WHAT THE TASK ASKS.
According to the press release below, in which city is TinOne Resources' head office located?

READING TEXT.
########
The completion of the Transaction is subject to a number of conditions, including, but not limited to, receipt of all required regulatory approvals, including TSX-V acceptance and approval by the shareholders of TOR (which has been obtained), and satisfaction of other customary closing conditions.

Upon completion of the Transaction, the shareholders of Lamaska, including those who participated in the Financing, will hold 27,182,200 common shares of the Resulting Issuer and the shareholders of TOR will hold approximately 27,643,201 common shares of the Resulting Issuer.

Further details regarding the Transaction are set out in Lamaska’s news releases dated November 12, 2020, December 14, 2020 and July 22, 2021.

About TinOne Resources

TOR is a privately-held mining exploration company with its head office in Vancouver, British Columbia.

TOR's mineral exploration activities are focused on underexplored regions in Eastern Australia and New Zealand with an immediate strategy to assemble a portfolio of high quality gold assets within those regions. In addition to the above, TOR is planning low level exploration work to be undertaken on its Tasmanian and NSW tin properties to provide the base for capturing initial value in a strengthening tin market.

About Lamaska

Lamaska is a capital pool company within the meaning of the policies of the TSX-V that has not commenced commercial operations and has no assets other than cash. The current directors and officers of Lamaska consists of Anton Drescher (Director, President, Chief Executive Officer and Corporate Secretary), Rowland Perkins (Director), David Cross (Chief Financial Officer) and David Brett (Director).

For further information please contact:

Anton Drescher

Director, President, Chief Executive Officer and Corporate Secretary

Tel. (604) 685-1017

 

Completion of the Transaction is subject to a number of conditions, including but not limited to, Exchange acceptance. The Transaction cannot close until the required approvals are obtained, and the outstanding conditions satisfied. There can be no assurance that the Transaction will be completed as proposed or at all.

 

Investors are cautioned that, except as disclosed in the filing statement to be prepared in connection with the Transaction, any information released or received with respect to the Transaction may not be accurate or complete and should not be relied upon. Trading in the securities of Lamaska should be considered highly speculative.

 

The TSX Venture Exchange has in no way passed upon the merits of the proposed Transaction and has neither approved nor disapproved the contents of this press release. Neither TSX Venture Exchange nor its Regulation Services Provider (as that term is defined in policies of the TSX Venture Exchange) accepts responsibility for the adequacy or accuracy of this release.
########
DATA LISTING.
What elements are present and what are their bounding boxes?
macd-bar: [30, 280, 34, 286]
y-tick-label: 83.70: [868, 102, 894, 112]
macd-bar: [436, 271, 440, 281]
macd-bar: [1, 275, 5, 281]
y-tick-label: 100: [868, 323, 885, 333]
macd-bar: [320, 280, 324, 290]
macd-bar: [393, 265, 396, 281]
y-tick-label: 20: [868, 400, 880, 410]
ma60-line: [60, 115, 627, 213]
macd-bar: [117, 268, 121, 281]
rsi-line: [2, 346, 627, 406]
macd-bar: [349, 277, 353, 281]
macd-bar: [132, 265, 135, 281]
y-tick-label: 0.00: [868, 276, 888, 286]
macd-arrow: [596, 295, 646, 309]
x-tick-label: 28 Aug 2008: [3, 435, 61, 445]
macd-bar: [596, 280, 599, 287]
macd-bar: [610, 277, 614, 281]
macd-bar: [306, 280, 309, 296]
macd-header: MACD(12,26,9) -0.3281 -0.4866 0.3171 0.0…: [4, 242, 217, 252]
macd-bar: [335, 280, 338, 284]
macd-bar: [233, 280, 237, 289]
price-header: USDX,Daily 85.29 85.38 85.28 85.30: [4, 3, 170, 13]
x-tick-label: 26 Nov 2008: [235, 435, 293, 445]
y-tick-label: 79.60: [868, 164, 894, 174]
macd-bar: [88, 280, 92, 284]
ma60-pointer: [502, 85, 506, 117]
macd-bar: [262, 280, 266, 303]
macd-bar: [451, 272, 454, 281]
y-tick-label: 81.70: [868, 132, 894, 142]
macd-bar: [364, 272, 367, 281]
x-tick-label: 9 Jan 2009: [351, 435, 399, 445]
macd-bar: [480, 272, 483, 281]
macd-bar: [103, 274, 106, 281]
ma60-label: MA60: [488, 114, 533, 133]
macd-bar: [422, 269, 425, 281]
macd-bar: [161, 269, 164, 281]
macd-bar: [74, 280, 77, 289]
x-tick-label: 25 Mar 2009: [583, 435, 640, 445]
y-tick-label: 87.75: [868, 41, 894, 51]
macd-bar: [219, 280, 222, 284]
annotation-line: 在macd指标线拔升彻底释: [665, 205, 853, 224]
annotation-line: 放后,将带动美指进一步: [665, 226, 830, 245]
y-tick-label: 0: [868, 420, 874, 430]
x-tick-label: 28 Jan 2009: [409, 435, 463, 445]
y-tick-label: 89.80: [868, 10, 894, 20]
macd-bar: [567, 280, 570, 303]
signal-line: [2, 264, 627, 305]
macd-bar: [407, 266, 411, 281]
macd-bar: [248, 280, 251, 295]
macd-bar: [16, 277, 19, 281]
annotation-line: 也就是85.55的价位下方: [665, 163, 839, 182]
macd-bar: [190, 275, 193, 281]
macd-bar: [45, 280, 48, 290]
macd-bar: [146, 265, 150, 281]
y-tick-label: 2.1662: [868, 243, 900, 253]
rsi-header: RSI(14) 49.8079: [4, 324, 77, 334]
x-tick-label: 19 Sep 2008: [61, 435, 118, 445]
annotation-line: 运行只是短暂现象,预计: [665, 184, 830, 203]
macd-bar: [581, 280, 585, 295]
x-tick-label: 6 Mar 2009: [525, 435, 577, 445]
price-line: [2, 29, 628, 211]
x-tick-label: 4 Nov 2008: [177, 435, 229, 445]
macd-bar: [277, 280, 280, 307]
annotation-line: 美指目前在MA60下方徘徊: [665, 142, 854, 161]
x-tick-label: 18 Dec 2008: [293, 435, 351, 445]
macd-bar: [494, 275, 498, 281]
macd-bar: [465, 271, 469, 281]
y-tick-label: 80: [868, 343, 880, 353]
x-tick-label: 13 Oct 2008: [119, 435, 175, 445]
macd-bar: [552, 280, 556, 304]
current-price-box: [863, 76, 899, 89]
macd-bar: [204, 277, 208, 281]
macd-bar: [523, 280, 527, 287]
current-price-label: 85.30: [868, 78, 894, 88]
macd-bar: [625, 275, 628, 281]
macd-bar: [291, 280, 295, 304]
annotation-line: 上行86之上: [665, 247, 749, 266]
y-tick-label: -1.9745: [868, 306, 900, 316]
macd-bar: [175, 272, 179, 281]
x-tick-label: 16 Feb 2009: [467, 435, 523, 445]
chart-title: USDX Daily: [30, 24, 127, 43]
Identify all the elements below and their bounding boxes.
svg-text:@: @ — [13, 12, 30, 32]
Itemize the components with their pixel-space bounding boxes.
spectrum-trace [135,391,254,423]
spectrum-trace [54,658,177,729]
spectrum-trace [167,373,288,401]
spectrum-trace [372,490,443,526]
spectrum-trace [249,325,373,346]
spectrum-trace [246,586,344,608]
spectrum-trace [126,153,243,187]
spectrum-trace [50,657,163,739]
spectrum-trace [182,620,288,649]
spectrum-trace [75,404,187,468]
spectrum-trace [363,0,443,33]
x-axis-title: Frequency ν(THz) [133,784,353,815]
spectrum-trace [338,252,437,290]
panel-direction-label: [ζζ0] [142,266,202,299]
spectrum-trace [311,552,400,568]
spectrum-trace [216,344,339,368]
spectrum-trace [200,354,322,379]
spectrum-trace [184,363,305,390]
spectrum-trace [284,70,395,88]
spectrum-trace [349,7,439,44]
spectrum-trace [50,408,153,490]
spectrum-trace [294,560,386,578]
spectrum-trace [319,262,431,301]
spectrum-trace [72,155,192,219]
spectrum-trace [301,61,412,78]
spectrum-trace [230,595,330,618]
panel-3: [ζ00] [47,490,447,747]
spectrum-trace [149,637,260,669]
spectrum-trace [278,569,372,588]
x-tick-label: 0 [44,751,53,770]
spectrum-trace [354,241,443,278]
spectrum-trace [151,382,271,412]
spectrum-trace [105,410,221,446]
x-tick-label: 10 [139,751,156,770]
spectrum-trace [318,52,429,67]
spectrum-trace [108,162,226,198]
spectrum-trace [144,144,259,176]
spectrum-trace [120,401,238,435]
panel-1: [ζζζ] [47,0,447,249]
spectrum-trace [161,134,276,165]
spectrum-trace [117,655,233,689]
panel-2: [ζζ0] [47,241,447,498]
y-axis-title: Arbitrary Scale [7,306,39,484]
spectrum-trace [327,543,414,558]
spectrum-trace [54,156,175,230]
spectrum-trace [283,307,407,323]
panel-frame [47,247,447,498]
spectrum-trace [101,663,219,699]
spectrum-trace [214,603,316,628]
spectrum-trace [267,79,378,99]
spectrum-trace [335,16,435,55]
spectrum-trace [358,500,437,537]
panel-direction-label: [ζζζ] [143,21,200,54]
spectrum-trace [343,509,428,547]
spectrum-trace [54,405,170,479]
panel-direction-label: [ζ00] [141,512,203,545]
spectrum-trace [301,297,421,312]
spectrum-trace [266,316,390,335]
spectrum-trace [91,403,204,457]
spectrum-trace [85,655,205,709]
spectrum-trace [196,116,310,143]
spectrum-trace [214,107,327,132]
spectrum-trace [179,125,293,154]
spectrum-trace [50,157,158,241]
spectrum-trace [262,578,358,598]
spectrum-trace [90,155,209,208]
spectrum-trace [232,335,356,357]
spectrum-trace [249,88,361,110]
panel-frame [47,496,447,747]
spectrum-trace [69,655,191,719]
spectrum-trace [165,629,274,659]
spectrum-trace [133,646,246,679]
########
EXERCISE SOLUTION.
Vancouver, British Columbia.